### YOUR INSTRUCTIONS
Gather every line holding the string "ANTI".

### SUPPLIED ENTRIES
'''
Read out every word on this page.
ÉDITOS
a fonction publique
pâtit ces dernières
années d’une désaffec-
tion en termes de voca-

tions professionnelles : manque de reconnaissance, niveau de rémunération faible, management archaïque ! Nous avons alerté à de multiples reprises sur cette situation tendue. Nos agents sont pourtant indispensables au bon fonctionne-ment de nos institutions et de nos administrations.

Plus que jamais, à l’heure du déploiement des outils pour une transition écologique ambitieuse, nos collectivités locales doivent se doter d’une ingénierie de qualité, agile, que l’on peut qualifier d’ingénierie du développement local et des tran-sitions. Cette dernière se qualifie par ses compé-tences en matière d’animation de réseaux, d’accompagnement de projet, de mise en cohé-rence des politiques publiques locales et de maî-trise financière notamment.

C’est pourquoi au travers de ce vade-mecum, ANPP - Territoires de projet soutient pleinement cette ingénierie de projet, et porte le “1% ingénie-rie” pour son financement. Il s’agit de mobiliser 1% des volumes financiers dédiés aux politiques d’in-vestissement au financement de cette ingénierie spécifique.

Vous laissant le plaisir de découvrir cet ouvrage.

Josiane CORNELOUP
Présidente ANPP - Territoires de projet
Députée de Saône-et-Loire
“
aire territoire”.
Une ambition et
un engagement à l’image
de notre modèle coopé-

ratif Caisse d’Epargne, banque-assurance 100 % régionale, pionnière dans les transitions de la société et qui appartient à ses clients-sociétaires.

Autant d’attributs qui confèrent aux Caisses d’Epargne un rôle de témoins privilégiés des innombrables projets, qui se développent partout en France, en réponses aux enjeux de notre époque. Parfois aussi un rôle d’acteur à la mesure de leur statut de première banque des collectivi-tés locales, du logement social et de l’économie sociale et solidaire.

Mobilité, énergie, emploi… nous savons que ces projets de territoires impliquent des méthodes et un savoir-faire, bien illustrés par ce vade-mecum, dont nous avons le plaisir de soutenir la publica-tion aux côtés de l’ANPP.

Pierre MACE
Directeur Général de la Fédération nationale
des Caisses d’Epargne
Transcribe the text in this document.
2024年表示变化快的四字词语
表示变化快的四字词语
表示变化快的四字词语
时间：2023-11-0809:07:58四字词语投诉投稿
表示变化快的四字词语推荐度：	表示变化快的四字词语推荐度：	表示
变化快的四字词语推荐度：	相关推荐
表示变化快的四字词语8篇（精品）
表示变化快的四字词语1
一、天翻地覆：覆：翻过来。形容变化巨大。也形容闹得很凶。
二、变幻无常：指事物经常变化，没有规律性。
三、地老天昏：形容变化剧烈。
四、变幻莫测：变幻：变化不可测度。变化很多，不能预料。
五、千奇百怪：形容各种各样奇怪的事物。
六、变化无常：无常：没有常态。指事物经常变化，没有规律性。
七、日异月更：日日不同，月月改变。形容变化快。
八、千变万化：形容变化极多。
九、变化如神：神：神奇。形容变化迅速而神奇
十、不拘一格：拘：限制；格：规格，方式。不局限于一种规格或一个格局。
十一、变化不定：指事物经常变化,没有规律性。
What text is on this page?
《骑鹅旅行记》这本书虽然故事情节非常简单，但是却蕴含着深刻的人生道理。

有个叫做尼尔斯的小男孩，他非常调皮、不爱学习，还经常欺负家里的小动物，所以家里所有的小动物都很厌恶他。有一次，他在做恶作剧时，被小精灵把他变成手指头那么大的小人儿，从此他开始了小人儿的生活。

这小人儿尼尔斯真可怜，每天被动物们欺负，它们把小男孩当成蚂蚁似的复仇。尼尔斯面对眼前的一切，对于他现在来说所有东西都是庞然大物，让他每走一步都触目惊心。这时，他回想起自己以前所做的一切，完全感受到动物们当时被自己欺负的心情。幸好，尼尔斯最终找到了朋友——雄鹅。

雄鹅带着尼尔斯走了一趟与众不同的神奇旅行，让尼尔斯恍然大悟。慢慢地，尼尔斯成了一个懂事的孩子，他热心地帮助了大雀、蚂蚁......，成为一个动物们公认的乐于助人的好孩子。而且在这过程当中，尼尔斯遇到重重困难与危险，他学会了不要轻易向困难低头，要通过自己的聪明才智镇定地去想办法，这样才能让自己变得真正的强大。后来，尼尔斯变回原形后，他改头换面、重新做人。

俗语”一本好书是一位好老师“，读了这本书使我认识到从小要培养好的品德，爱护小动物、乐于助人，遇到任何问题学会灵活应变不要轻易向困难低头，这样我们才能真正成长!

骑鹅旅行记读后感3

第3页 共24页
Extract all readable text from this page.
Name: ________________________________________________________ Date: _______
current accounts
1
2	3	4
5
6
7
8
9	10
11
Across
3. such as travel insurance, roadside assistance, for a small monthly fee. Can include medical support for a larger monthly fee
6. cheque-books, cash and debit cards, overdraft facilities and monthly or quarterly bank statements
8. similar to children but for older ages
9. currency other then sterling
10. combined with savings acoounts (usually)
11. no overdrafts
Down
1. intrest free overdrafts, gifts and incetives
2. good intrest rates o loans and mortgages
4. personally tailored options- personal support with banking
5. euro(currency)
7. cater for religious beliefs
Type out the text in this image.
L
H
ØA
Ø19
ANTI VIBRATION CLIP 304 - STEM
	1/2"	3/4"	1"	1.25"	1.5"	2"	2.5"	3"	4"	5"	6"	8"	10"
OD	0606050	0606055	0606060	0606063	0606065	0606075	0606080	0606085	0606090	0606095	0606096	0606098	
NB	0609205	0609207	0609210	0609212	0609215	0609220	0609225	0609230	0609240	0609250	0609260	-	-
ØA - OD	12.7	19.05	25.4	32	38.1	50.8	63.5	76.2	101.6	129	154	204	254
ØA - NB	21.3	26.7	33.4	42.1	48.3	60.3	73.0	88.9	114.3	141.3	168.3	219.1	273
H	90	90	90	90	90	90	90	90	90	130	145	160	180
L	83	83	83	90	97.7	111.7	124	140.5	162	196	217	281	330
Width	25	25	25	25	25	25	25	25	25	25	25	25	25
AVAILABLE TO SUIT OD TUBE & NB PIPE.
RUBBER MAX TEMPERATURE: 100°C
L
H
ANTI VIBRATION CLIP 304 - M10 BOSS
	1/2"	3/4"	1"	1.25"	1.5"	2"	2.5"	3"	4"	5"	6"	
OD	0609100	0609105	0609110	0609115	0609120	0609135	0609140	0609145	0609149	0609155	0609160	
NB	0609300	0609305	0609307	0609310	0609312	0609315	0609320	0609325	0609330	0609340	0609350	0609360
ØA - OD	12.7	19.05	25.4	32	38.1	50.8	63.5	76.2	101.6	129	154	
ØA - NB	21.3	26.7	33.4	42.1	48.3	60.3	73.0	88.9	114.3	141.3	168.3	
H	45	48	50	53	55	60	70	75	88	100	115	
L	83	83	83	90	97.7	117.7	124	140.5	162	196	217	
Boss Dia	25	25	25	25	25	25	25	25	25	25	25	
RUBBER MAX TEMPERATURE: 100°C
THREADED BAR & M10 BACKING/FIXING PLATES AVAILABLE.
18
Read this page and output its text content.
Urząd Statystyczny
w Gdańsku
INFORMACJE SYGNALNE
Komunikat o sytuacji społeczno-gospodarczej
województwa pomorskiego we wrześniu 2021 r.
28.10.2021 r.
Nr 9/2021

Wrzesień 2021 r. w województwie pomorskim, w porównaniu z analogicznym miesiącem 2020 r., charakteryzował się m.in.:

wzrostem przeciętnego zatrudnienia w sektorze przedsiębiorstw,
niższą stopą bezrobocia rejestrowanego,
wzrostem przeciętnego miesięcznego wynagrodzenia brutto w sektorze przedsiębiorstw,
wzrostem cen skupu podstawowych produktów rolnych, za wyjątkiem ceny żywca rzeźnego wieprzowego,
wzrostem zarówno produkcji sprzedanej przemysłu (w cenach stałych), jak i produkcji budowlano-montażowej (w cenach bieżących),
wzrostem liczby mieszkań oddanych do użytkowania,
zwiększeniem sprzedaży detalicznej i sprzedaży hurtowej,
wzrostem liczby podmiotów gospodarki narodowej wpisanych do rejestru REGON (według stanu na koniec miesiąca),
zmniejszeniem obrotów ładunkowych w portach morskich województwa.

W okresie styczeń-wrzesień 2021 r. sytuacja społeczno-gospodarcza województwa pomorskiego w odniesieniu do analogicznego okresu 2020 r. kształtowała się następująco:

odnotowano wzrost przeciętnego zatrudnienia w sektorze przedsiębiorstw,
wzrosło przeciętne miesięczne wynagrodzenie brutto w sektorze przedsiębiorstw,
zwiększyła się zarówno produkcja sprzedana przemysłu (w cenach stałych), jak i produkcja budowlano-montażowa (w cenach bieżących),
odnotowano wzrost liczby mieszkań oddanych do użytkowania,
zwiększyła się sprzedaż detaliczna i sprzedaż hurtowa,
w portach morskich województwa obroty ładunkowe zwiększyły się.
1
'''
### REPLY
ANTI VIBRATION CLIP 304 - STEM
ANTI VIBRATION CLIP 304 - M10 BOSS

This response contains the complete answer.